Entries follow. Set all of them down as they stand.

* start Information provided *

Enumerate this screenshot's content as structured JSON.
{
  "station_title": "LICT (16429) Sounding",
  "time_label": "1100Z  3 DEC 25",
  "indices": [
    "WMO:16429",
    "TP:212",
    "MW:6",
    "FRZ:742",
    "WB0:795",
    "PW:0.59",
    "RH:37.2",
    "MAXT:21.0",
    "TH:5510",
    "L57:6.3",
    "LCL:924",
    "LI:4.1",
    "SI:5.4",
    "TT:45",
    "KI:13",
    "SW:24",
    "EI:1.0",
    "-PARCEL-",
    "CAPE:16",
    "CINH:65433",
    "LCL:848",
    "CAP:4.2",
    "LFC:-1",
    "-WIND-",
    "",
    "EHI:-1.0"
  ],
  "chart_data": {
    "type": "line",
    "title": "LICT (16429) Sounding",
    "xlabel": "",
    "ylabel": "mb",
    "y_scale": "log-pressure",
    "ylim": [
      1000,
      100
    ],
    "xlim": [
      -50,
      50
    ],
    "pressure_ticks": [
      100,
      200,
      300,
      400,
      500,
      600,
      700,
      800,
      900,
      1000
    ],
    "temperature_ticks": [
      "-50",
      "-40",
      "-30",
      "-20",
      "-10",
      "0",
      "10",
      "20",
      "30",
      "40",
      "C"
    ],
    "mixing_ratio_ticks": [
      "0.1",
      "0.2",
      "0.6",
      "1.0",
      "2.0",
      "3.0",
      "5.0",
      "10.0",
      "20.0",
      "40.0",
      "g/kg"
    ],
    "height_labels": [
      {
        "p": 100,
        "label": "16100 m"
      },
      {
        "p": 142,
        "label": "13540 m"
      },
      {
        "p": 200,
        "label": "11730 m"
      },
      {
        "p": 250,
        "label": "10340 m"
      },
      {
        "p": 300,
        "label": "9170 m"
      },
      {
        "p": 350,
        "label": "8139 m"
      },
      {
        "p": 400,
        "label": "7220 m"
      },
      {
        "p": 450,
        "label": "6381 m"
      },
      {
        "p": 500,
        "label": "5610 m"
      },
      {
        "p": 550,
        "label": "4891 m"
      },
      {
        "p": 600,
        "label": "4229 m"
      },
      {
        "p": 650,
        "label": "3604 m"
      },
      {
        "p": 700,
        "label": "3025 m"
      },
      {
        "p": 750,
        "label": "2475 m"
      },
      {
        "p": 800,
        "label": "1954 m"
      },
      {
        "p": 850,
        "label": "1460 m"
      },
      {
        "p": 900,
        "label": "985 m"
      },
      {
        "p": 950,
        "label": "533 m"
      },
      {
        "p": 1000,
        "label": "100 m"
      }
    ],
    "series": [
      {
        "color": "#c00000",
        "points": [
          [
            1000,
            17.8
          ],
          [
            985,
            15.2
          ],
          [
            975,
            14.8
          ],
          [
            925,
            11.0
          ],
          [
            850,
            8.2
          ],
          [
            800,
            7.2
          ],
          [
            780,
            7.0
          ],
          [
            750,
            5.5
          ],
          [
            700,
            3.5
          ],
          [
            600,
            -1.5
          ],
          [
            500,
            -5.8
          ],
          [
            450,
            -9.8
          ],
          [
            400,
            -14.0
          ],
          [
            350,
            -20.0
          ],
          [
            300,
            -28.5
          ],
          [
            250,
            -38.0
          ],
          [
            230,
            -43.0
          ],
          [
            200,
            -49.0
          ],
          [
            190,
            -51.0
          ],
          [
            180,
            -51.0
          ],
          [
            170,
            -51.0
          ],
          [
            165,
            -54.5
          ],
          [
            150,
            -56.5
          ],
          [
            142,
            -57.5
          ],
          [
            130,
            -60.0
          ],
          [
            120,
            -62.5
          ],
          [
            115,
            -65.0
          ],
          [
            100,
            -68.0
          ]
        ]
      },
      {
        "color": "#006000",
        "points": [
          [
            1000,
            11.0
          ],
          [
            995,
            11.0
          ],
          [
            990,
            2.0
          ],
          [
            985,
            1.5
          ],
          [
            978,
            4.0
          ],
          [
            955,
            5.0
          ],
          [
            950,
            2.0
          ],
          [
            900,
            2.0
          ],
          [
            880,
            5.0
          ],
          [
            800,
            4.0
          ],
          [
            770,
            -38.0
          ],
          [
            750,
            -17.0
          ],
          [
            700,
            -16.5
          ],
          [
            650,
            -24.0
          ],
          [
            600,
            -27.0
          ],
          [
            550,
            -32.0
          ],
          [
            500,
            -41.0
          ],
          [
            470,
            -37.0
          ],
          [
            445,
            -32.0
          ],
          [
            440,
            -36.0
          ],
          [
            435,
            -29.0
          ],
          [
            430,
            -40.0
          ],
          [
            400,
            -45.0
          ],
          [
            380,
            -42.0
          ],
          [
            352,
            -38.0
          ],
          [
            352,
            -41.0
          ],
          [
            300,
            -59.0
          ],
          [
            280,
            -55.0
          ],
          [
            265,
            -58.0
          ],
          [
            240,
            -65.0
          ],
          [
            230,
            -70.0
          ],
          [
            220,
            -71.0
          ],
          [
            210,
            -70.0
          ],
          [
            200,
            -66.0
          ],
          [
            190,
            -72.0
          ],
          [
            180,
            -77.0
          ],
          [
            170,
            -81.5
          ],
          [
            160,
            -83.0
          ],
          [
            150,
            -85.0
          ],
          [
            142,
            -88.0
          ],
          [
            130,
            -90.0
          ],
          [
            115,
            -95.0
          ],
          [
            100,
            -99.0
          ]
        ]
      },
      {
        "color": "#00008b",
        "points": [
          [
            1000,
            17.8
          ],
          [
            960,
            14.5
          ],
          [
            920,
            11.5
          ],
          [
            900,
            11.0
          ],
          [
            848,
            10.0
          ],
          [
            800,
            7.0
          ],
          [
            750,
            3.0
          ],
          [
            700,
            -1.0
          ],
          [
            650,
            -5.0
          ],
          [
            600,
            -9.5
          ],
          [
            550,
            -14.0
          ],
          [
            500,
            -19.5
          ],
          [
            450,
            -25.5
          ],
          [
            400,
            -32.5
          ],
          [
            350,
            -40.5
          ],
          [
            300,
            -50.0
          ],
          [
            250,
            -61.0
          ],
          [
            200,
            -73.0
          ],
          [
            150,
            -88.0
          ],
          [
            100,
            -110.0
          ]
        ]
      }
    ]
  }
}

* end Information provided *

- _Final answer_
Enumerate this screenshot's content as structured JSON.
{
  "station_title": "LICT (16429) Sounding",
  "time_label": "1100Z  3 DEC 25",
  "indices": [
    "WMO:16429",
    "TP:212",
    "MW:6",
    "FRZ:742",
    "WB0:795",
    "PW:0.59",
    "RH:37.2",
    "MAXT:21.0",
    "TH:5510",
    "L57:6.3",
    "LCL:924",
    "LI:4.1",
    "SI:5.4",
    "TT:45",
    "KI:13",
    "SW:24",
    "EI:1.0",
    "-PARCEL-",
    "CAPE:16",
    "CINH:65433",
    "LCL:848",
    "CAP:4.2",
    "LFC:-1",
    "-WIND-",
    "",
    "EHI:-1.0"
  ],
  "chart_data": {
    "type": "line",
    "title": "LICT (16429) Sounding",
    "xlabel": "",
    "ylabel": "mb",
    "y_scale": "log-pressure",
    "ylim": [
      1000,
      100
    ],
    "xlim": [
      -50,
      50
    ],
    "pressure_ticks": [
      100,
      200,
      300,
      400,
      500,
      600,
      700,
      800,
      900,
      1000
    ],
    "temperature_ticks": [
      "-50",
      "-40",
      "-30",
      "-20",
      "-10",
      "0",
      "10",
      "20",
      "30",
      "40",
      "C"
    ],
    "mixing_ratio_ticks": [
      "0.1",
      "0.2",
      "0.6",
      "1.0",
      "2.0",
      "3.0",
      "5.0",
      "10.0",
      "20.0",
      "40.0",
      "g/kg"
    ],
    "height_labels": [
      {
        "p": 100,
        "label": "16100 m"
      },
      {
        "p": 142,
        "label": "13540 m"
      },
      {
        "p": 200,
        "label": "11730 m"
      },
      {
        "p": 250,
        "label": "10340 m"
      },
      {
        "p": 300,
        "label": "9170 m"
      },
      {
        "p": 350,
        "label": "8139 m"
      },
      {
        "p": 400,
        "label": "7220 m"
      },
      {
        "p": 450,
        "label": "6381 m"
      },
      {
        "p": 500,
        "label": "5610 m"
      },
      {
        "p": 550,
        "label": "4891 m"
      },
      {
        "p": 600,
        "label": "4229 m"
      },
      {
        "p": 650,
        "label": "3604 m"
      },
      {
        "p": 700,
        "label": "3025 m"
      },
      {
        "p": 750,
        "label": "2475 m"
      },
      {
        "p": 800,
        "label": "1954 m"
      },
      {
        "p": 850,
        "label": "1460 m"
      },
      {
        "p": 900,
        "label": "985 m"
      },
      {
        "p": 950,
        "label": "533 m"
      },
      {
        "p": 1000,
        "label": "100 m"
      }
    ],
    "series": [
      {
        "color": "#c00000",
        "points": [
          [
            1000,
            17.8
          ],
          [
            985,
            15.2
          ],
          [
            975,
            14.8
          ],
          [
            925,
            11.0
          ],
          [
            850,
            8.2
          ],
          [
            800,
            7.2
          ],
          [
            780,
            7.0
          ],
          [
            750,
            5.5
          ],
          [
            700,
            3.5
          ],
          [
            600,
            -1.5
          ],
          [
            500,
            -5.8
          ],
          [
            450,
            -9.8
          ],
          [
            400,
            -14.0
          ],
          [
            350,
            -20.0
          ],
          [
            300,
            -28.5
          ],
          [
            250,
            -38.0
          ],
          [
            230,
            -43.0
          ],
          [
            200,
            -49.0
          ],
          [
            190,
            -51.0
          ],
          [
            180,
            -51.0
          ],
          [
            170,
            -51.0
          ],
          [
            165,
            -54.5
          ],
          [
            150,
            -56.5
          ],
          [
            142,
            -57.5
          ],
          [
            130,
            -60.0
          ],
          [
            120,
            -62.5
          ],
          [
            115,
            -65.0
          ],
          [
            100,
            -68.0
          ]
        ]
      },
      {
        "color": "#006000",
        "points": [
          [
            1000,
            11.0
          ],
          [
            995,
            11.0
          ],
          [
            990,
            2.0
          ],
          [
            985,
            1.5
          ],
          [
            978,
            4.0
          ],
          [
            955,
            5.0
          ],
          [
            950,
            2.0
          ],
          [
            900,
            2.0
          ],
          [
            880,
            5.0
          ],
          [
            800,
            4.0
          ],
          [
            770,
            -38.0
          ],
          [
            750,
            -17.0
          ],
          [
            700,
            -16.5
          ],
          [
            650,
            -24.0
          ],
          [
            600,
            -27.0
          ],
          [
            550,
            -32.0
          ],
          [
            500,
            -41.0
          ],
          [
            470,
            -37.0
          ],
          [
            445,
            -32.0
          ],
          [
            440,
            -36.0
          ],
          [
            435,
            -29.0
          ],
          [
            430,
            -40.0
          ],
          [
            400,
            -45.0
          ],
          [
            380,
            -42.0
          ],
          [
            352,
            -38.0
          ],
          [
            352,
            -41.0
          ],
          [
            300,
            -59.0
          ],
          [
            280,
            -55.0
          ],
          [
            265,
            -58.0
          ],
          [
            240,
            -65.0
          ],
          [
            230,
            -70.0
          ],
          [
            220,
            -71.0
          ],
          [
            210,
            -70.0
          ],
          [
            200,
            -66.0
          ],
          [
            190,
            -72.0
          ],
          [
            180,
            -77.0
          ],
          [
            170,
            -81.5
          ],
          [
            160,
            -83.0
          ],
          [
            150,
            -85.0
          ],
          [
            142,
            -88.0
          ],
          [
            130,
            -90.0
          ],
          [
            115,
            -95.0
          ],
          [
            100,
            -99.0
          ]
        ]
      },
      {
        "color": "#00008b",
        "points": [
          [
            1000,
            17.8
          ],
          [
            960,
            14.5
          ],
          [
            920,
            11.5
          ],
          [
            900,
            11.0
          ],
          [
            848,
            10.0
          ],
          [
            800,
            7.0
          ],
          [
            750,
            3.0
          ],
          [
            700,
            -1.0
          ],
          [
            650,
            -5.0
          ],
          [
            600,
            -9.5
          ],
          [
            550,
            -14.0
          ],
          [
            500,
            -19.5
          ],
          [
            450,
            -25.5
          ],
          [
            400,
            -32.5
          ],
          [
            350,
            -40.5
          ],
          [
            300,
            -50.0
          ],
          [
            250,
            -61.0
          ],
          [
            200,
            -73.0
          ],
          [
            150,
            -88.0
          ],
          [
            100,
            -110.0
          ]
        ]
      }
    ]
  }
}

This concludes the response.